> **Problem statement**
Below are some records. Say how many of their lines include the string "charged", giving only the number.

> **Records to process**
>> Start

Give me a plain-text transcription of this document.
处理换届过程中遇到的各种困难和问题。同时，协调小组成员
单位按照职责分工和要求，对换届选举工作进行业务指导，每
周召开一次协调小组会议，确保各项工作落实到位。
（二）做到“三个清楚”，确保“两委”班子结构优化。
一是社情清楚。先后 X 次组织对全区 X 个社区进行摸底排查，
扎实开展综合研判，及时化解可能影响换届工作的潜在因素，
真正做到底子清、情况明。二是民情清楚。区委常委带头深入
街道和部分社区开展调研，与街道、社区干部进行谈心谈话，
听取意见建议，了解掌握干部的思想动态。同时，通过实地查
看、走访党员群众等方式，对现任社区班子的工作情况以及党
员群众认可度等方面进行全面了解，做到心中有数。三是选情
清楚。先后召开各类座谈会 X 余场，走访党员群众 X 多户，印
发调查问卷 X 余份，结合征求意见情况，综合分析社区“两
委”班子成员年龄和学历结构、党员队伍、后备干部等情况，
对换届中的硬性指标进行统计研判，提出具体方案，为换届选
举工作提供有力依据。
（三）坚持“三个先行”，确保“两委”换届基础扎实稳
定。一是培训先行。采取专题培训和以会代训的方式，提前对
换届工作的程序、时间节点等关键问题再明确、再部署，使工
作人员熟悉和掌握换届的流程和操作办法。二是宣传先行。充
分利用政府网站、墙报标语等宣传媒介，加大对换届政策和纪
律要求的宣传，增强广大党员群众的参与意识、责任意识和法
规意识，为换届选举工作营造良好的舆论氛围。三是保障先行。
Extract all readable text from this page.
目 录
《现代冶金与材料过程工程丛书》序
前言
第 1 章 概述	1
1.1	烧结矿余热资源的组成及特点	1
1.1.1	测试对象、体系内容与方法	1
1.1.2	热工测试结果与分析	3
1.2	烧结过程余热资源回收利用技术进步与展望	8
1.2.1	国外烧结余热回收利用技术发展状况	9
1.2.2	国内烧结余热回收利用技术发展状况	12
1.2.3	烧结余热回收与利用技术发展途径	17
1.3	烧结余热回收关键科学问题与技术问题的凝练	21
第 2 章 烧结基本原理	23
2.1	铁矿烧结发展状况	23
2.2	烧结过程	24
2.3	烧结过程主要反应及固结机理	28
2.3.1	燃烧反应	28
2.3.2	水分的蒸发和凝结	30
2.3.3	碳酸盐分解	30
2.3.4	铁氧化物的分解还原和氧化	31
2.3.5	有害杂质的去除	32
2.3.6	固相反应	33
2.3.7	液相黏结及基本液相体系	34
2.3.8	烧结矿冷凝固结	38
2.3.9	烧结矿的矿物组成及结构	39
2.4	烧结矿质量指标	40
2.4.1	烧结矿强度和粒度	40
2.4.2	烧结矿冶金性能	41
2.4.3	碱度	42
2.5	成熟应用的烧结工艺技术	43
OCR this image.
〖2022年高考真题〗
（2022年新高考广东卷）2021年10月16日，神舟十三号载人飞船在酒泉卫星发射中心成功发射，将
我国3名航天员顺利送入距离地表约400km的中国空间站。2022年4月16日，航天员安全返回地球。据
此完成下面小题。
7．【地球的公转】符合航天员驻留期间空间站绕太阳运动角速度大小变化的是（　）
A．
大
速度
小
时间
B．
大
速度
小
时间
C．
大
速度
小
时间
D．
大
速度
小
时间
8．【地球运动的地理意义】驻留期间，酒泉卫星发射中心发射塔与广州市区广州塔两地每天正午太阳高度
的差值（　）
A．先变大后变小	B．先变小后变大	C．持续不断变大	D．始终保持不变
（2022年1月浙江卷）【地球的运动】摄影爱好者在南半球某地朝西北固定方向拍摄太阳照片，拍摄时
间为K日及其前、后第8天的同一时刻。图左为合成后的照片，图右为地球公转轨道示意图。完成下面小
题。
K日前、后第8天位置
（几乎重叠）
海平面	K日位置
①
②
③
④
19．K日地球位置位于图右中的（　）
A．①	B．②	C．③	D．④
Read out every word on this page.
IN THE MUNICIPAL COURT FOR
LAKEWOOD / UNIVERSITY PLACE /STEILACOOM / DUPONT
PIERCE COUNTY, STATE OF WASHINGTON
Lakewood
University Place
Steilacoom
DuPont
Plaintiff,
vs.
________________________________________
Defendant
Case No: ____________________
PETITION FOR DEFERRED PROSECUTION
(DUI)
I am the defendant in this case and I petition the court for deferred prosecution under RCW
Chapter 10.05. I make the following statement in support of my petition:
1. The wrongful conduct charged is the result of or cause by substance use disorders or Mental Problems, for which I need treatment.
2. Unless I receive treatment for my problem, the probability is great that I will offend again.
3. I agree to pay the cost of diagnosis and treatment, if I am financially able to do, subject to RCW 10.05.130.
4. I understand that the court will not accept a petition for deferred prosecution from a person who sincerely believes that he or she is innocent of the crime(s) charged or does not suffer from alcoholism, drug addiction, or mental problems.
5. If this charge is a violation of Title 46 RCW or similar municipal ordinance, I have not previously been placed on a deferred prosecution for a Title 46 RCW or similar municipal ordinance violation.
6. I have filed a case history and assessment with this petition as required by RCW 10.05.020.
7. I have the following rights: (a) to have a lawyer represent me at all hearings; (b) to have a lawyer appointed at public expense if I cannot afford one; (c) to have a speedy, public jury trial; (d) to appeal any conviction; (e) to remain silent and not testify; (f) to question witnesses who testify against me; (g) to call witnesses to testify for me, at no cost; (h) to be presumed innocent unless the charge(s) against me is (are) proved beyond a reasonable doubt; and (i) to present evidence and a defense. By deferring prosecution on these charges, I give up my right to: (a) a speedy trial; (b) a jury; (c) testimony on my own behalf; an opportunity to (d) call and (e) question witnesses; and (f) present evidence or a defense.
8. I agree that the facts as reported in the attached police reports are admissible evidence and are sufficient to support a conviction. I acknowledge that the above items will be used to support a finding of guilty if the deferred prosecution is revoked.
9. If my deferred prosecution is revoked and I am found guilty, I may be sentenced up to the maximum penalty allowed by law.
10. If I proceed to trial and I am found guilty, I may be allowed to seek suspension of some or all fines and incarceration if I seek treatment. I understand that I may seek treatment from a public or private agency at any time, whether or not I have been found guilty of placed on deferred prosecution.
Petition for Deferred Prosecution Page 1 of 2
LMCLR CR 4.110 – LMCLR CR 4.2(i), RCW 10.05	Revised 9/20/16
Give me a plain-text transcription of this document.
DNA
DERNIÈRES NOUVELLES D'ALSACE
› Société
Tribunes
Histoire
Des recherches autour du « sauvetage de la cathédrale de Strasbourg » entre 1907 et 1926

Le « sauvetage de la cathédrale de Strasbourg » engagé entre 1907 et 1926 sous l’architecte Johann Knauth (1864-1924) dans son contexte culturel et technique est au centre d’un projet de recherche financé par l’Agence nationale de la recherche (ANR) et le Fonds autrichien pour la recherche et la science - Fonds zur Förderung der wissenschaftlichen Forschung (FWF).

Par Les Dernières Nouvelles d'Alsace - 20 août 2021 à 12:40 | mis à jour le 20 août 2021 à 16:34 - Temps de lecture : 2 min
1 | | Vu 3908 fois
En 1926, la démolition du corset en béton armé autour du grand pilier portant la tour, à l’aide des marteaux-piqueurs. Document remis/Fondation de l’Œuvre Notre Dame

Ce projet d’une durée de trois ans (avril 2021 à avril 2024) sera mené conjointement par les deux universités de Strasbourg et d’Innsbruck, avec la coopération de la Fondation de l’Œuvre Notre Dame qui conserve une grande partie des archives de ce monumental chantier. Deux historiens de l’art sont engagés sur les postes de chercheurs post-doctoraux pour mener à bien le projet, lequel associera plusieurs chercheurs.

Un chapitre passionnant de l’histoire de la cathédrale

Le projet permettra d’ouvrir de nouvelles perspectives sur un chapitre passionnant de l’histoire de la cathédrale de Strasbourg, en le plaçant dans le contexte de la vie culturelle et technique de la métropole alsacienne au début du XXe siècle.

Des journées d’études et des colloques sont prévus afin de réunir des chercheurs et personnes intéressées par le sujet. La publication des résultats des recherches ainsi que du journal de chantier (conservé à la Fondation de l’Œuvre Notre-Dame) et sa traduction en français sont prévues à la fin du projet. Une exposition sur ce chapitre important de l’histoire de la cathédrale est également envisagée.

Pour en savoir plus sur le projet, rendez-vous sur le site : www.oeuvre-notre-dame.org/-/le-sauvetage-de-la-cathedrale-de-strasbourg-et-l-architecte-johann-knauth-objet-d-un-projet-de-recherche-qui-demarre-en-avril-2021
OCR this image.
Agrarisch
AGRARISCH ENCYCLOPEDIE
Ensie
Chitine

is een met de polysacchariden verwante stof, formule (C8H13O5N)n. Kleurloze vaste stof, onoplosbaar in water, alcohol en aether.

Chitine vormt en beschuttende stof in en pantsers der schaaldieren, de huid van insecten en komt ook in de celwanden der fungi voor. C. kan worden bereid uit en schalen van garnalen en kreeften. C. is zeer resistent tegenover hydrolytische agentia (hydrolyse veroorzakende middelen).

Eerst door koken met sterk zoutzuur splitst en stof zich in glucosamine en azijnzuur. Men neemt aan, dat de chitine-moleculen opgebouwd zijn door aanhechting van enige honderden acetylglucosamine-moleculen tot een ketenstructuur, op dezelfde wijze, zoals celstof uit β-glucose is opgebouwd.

>> End

> **The answer**
2